:: PROBLEM ::
Collect every line of the records below that contains the word "Bandgap".

Figure collection entries:
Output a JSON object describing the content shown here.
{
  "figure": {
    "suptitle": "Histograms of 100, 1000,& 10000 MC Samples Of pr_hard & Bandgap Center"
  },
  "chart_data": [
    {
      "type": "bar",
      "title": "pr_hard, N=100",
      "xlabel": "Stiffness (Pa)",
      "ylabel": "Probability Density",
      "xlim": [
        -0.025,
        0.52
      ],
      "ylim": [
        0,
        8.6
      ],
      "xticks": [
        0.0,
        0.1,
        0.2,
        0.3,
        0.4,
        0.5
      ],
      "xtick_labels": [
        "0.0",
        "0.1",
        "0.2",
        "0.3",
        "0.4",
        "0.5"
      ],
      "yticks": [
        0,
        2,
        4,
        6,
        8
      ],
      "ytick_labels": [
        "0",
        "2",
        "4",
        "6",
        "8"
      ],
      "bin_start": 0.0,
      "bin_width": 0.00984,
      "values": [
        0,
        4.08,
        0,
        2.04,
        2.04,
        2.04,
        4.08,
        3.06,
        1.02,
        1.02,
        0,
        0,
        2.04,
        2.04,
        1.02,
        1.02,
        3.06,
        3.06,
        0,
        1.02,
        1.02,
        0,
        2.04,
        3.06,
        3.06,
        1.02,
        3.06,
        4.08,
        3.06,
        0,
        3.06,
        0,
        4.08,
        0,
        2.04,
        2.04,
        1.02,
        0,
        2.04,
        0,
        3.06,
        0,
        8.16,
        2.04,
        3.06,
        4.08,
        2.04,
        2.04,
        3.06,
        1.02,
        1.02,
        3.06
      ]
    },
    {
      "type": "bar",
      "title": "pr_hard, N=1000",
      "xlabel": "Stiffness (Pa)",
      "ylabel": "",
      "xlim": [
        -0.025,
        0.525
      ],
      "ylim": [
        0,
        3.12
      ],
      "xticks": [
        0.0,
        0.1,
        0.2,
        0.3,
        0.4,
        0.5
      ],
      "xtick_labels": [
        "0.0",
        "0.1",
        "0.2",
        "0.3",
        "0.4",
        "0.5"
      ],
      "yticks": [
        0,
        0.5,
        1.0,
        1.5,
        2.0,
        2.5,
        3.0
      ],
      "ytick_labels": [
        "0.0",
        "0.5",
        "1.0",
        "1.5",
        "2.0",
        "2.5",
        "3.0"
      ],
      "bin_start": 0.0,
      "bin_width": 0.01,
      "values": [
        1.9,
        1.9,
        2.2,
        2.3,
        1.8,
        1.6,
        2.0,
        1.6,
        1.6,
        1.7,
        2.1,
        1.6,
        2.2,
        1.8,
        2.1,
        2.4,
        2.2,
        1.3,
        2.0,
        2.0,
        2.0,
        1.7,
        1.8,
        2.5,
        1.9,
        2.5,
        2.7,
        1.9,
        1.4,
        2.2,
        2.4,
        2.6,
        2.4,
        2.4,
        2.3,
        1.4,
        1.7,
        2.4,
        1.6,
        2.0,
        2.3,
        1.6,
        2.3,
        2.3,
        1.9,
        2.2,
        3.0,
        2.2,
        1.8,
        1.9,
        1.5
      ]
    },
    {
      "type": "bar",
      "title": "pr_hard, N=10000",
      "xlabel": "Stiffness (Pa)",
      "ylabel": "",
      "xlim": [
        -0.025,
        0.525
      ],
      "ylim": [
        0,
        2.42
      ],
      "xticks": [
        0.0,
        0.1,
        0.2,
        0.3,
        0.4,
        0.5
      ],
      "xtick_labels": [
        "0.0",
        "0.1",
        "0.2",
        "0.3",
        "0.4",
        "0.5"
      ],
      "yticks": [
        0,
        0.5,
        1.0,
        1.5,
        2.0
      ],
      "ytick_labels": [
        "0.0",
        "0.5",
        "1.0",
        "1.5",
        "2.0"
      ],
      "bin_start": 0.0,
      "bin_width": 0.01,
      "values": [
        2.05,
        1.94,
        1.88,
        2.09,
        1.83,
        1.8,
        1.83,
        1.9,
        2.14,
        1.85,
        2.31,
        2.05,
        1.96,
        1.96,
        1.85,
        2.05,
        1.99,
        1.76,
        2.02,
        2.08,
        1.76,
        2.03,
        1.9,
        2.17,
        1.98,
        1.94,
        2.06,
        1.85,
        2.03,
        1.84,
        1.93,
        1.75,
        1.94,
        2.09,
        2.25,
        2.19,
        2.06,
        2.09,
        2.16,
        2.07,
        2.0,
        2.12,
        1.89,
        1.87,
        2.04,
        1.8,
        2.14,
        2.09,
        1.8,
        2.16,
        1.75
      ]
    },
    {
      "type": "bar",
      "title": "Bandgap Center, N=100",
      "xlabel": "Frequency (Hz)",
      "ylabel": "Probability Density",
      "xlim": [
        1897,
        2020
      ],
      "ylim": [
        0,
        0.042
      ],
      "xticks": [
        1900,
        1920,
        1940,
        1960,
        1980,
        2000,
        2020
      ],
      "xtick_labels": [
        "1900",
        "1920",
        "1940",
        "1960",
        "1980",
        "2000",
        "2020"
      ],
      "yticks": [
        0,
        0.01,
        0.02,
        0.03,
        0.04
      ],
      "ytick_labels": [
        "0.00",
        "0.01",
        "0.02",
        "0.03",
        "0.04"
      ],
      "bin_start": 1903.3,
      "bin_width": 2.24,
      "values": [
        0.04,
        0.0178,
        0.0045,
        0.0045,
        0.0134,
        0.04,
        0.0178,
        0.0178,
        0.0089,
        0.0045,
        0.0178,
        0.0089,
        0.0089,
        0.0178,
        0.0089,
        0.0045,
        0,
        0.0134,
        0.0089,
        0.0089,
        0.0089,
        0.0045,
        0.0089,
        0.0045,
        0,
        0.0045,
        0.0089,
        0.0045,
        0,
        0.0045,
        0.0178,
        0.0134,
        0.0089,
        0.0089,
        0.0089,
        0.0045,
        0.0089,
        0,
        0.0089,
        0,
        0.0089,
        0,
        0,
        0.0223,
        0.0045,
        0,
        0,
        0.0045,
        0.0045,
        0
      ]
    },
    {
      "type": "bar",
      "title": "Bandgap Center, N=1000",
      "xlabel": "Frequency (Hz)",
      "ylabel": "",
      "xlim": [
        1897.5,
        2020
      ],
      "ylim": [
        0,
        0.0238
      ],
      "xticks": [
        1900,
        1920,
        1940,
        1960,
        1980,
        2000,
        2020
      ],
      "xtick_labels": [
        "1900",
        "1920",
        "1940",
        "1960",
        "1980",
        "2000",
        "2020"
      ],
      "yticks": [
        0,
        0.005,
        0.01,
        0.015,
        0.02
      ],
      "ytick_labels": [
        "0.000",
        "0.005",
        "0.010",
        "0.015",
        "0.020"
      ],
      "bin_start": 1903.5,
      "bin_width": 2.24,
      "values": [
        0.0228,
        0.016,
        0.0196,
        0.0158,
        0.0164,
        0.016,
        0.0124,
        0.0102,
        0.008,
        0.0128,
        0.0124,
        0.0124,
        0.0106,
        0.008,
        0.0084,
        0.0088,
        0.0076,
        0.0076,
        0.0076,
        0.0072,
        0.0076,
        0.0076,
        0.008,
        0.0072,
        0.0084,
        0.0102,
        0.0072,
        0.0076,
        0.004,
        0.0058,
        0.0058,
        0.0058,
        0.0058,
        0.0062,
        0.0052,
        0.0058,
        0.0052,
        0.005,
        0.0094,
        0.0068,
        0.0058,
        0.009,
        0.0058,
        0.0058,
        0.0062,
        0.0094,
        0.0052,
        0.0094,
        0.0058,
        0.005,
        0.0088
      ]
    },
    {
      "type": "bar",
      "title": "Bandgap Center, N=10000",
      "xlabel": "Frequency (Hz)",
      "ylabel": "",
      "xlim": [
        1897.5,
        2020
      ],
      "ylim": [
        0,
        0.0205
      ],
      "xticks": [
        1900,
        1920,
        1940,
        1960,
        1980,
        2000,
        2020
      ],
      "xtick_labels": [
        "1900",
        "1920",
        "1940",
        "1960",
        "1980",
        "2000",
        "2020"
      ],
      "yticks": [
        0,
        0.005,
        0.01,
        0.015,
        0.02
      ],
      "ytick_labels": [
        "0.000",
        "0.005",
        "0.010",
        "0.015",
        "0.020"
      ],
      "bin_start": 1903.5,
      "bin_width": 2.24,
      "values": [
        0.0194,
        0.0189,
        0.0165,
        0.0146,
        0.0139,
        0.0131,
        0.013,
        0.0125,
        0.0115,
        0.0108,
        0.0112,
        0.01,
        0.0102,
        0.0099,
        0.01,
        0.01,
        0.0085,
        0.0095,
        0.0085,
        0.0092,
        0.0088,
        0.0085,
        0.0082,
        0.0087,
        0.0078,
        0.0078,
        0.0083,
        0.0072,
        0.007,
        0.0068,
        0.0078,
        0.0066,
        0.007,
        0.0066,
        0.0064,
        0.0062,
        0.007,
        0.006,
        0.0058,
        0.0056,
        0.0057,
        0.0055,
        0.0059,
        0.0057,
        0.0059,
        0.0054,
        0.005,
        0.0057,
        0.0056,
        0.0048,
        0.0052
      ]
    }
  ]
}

:: RESPONSE TO THIS EXERCISE ::
    "suptitle": "Histograms of 100, 1000,& 10000 MC Samples Of pr_hard & Bandgap Center"
      "title": "Bandgap Center, N=100",
      "title": "Bandgap Center, N=1000",
      "title": "Bandgap Center, N=10000",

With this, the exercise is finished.